GOAL OF THE EXERCISE: Answer with one number only: the number of lines that include the word "chevron".
-- START AVAILABLE DATA --
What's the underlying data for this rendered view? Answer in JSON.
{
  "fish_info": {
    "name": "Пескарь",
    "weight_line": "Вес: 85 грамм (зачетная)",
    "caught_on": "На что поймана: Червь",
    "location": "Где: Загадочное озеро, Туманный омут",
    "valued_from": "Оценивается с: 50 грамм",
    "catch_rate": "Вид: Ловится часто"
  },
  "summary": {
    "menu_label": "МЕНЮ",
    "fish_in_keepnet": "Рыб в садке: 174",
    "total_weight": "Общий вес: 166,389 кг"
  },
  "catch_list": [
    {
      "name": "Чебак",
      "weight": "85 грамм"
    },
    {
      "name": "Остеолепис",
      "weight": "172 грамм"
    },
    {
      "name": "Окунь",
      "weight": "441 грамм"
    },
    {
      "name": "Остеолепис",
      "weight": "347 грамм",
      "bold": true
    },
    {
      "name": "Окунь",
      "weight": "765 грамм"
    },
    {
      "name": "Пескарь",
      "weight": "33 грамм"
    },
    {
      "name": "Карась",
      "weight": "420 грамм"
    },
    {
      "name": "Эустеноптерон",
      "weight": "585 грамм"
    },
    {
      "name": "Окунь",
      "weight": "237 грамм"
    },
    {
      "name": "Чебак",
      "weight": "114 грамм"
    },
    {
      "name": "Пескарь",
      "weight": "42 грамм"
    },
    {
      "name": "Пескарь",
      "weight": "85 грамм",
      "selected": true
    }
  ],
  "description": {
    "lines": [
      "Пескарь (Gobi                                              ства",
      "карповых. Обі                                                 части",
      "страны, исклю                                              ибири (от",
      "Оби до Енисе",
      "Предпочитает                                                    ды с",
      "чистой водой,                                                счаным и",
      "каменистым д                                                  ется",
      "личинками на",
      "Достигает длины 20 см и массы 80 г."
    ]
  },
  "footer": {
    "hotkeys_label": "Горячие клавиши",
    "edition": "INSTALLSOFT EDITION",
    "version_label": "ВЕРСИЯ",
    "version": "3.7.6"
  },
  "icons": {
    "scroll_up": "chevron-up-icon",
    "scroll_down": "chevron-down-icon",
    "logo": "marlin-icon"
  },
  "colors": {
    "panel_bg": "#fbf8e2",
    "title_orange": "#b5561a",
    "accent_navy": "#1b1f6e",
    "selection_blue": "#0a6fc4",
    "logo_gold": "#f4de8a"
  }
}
-- END AVAILABLE DATA --
WORKED SOLUTION: 2